• [Page extract]:
———

Each year, as soon as Christmas is over, unorthodox hot cross buns line our supermarket shelves and cause opprobrium among the sticklers. There’s chocolate chip, chocolate orange, lemon and white chocolate, mocha; rhubarb and custard, strawberries and cream, sticky toffee pudding; cheese, cheese and Marmite, cheese and jalapeño. If the hot cross pedants are to be believed, each new flavour combination takes us one step closer to the end of civilisation.

Are they right, these traditionalists? Well, Easter buns haven’t always taken precisely the same form. The hot cross bun’s name came about in the 18th century, but buns with crosses cut into them were found in the remains of Pompei, and the Saxons ate crossed buns in April to celebrate Eostre, goddess of fertility and the dawn.

In the 14th century, Brother Thomas Rocliffe, a monk from St Albans, distributed a crossed bun to the local poor on Good Friday. This Alban bun contained currants and cardamom, and the cross was cut into it rather than piped. Rocliffe’s bun is considered the precursor to the hot cross bun. Later, during the reign of Queen Elizabeth I, the sale of spiced buns was prohibited other than on Good Friday, Christmas and at burials. So, slowly, spiced buns became associated with Good Friday. But it wasn’t until 1773 in Poor Robin’s Almanack that the first reference to ‘hot cross buns’ – one a penny, two a penny – was made, and the pastry crosses on top, said to symbolise the crucifixion, became a defining feature.

This is bad news for purists: if the cross is what makes a hot cross bun, then even the weirdest flavour combinations are legitimised. I try to stick to the live-and-let-live school of baking: if sticking popping candy and smoked ham into a dough and calling it a hot cross bun makes you happy, so be it. But if pushed, I will admit that I think the original really is the best. My platonic bun is sweet but not too sweet, enriched but not too rich. It should be studded with plump sultanas and small nuggets of citrus peel. The spicing should be generous and mixed – cloves and nutmeg joining the cinnamon, which on its own can taste one-dimensional. My cross is made from a simple, unsweetened flour-water dough, which is piped on before the buns go in the oven. As the buns cook and grow, the cross becomes baked in.

———

• [Stored records]:
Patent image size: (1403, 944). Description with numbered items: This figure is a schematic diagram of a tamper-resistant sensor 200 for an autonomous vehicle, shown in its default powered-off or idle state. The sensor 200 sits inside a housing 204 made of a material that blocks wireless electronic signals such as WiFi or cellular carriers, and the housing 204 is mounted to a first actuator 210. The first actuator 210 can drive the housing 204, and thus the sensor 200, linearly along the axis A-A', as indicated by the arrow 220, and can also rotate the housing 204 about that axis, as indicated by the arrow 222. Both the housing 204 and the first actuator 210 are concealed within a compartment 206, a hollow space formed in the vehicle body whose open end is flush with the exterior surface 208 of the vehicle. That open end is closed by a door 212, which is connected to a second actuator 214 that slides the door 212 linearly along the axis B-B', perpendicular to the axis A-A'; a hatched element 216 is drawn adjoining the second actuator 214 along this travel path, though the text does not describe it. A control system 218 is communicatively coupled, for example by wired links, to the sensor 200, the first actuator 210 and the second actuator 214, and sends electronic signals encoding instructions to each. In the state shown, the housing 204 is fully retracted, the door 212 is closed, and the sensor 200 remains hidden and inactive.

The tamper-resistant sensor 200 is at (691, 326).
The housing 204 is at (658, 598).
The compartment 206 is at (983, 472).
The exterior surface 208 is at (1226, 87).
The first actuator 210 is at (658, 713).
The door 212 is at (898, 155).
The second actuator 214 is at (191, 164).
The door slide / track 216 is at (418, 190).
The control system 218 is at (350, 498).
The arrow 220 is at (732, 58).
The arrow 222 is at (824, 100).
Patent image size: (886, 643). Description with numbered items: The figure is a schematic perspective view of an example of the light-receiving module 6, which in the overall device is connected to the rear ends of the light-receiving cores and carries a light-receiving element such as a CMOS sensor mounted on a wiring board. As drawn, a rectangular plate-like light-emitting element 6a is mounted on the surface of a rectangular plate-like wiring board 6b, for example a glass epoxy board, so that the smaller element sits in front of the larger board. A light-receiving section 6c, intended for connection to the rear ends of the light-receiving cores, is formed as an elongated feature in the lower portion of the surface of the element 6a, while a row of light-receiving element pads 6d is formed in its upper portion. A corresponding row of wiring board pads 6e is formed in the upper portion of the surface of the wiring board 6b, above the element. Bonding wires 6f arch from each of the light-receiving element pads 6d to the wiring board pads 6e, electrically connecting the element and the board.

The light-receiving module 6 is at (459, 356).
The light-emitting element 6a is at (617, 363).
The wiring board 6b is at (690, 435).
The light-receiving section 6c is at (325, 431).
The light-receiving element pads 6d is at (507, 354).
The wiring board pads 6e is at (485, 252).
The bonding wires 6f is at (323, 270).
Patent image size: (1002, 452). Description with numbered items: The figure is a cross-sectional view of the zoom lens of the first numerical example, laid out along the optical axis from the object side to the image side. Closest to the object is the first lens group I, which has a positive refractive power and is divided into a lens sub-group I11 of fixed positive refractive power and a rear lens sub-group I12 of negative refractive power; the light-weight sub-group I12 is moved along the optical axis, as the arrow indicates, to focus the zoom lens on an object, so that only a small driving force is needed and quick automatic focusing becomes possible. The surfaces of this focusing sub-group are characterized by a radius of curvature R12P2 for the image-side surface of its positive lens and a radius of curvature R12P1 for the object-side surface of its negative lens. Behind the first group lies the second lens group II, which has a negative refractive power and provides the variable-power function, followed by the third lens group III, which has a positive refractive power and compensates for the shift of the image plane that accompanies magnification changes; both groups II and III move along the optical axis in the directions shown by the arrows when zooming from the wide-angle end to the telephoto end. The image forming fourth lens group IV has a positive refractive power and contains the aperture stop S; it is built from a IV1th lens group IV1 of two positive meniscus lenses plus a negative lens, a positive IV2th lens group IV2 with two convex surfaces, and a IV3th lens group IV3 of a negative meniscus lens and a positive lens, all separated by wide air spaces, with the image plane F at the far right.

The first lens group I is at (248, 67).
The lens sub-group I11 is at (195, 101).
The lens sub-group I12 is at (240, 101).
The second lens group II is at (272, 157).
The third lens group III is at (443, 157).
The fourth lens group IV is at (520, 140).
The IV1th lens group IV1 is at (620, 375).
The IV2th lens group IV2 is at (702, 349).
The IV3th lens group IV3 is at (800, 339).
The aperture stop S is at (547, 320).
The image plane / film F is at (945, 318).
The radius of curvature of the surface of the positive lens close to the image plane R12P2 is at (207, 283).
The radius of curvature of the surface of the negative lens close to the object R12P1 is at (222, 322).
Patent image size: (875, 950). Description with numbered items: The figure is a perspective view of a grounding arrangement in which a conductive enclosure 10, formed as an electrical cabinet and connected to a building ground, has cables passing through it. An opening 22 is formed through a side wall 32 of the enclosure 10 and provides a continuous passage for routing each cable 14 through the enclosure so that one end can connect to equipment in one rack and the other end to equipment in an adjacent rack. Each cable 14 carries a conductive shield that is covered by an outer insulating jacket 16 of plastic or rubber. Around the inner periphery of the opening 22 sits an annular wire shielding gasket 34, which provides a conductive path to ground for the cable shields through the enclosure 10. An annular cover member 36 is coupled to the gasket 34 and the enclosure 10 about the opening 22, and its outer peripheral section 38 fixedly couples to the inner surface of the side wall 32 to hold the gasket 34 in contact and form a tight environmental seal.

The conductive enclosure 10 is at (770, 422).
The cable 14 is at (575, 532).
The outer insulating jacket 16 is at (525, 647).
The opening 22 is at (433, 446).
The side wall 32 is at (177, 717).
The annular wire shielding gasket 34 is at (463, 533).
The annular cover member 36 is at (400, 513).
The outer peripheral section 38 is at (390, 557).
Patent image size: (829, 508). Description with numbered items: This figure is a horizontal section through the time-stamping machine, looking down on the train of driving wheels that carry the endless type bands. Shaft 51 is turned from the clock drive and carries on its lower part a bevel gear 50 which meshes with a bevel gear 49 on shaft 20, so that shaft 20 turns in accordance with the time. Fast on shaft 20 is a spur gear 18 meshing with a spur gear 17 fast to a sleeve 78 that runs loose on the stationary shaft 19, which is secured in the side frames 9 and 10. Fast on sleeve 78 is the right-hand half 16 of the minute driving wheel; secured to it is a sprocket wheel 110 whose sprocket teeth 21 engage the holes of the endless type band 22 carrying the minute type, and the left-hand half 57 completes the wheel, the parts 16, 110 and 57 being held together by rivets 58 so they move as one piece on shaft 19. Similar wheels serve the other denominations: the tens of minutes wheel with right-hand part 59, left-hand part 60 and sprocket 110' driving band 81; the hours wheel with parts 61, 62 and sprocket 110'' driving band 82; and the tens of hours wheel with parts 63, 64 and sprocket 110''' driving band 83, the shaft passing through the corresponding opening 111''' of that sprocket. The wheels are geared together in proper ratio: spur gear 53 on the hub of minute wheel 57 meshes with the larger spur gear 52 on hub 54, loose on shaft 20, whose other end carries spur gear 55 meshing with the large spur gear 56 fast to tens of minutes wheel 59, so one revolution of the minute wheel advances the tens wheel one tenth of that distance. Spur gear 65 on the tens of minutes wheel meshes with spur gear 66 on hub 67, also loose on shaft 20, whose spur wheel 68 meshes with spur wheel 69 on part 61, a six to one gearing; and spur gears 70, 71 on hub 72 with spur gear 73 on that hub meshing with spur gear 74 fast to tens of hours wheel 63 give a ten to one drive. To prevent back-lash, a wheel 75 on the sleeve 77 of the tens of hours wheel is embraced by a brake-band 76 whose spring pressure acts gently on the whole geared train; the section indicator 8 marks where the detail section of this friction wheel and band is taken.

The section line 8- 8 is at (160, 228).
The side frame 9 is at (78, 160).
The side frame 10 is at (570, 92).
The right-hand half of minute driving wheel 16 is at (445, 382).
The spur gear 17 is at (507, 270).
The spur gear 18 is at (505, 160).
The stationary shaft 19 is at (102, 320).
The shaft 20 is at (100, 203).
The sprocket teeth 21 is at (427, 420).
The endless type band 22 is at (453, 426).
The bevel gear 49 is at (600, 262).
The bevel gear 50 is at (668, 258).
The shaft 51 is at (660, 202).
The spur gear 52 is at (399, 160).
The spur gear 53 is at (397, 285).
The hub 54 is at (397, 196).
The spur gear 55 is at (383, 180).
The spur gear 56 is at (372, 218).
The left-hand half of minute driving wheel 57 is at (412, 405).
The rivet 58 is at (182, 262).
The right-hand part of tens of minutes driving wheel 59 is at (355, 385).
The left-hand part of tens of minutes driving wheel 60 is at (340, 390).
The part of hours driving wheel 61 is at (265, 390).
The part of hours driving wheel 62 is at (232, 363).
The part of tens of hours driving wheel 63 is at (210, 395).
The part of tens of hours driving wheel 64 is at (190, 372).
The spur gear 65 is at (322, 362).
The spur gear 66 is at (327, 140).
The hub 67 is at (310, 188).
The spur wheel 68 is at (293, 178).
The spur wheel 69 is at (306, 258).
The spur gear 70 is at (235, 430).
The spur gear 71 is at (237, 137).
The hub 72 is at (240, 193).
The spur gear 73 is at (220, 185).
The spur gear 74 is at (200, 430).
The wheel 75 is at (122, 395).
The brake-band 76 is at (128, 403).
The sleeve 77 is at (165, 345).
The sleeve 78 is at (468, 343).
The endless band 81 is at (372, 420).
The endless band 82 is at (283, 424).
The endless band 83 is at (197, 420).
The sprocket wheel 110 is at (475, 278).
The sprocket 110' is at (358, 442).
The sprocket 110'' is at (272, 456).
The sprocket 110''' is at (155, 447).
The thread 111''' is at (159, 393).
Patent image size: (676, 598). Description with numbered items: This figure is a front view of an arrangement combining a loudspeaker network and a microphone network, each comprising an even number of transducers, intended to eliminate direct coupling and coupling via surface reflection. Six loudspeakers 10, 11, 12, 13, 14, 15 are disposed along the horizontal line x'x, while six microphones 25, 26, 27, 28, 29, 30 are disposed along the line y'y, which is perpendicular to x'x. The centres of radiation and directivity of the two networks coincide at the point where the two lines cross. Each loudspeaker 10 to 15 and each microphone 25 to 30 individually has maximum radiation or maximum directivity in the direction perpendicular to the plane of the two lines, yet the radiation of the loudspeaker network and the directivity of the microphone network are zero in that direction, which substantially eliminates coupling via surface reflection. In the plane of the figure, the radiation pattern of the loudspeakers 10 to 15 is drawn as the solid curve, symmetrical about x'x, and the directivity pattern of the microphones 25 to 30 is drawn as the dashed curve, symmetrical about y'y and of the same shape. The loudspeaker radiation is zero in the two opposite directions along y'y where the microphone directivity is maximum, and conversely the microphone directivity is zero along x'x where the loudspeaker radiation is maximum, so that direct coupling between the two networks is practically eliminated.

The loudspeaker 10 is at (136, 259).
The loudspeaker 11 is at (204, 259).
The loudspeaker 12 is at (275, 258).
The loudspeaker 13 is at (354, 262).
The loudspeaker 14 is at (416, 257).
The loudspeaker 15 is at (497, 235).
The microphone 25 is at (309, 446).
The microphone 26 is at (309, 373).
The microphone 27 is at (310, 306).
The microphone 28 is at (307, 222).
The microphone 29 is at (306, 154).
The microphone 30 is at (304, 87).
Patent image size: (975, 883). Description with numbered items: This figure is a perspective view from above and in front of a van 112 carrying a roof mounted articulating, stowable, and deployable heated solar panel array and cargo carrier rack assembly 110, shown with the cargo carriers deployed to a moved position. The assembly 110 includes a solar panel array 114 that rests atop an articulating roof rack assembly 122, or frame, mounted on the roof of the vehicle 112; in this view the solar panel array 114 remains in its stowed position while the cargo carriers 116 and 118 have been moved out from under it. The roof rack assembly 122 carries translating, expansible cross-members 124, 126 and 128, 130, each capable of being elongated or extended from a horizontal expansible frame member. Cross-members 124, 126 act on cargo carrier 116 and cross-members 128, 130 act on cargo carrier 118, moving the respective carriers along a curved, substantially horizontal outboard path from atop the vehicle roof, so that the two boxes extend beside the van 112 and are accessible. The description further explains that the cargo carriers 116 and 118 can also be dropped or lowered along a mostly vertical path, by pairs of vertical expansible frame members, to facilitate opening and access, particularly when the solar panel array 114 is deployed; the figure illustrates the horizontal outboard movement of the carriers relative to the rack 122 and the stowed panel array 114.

———

• [Exercise goal]:
Transcribe the passage on hot cross buns word for word, from "Each year, as" to "and the dawn.". The material bears no relation to the text on hot cross buns.

• [Task solution]:
Each year, as soon as Christmas is over, unorthodox hot cross buns line our supermarket shelves and cause opprobrium among the sticklers. There’s chocolate chip, chocolate orange, lemon and white chocolate, mocha; rhubarb and custard, strawberries and cream, sticky toffee pudding; cheese, cheese and Marmite, cheese and jalapeño. If the hot cross pedants are to be believed, each new flavour combination takes us one step closer to the end of civilisation.

Are they right, these traditionalists? Well, Easter buns haven’t always taken precisely the same form. The hot cross bun’s name came about in the 18th century, but buns with crosses cut into them were found in the remains of Pompei, and the Saxons ate crossed buns in April to celebrate Eostre, goddess of fertility and the dawn.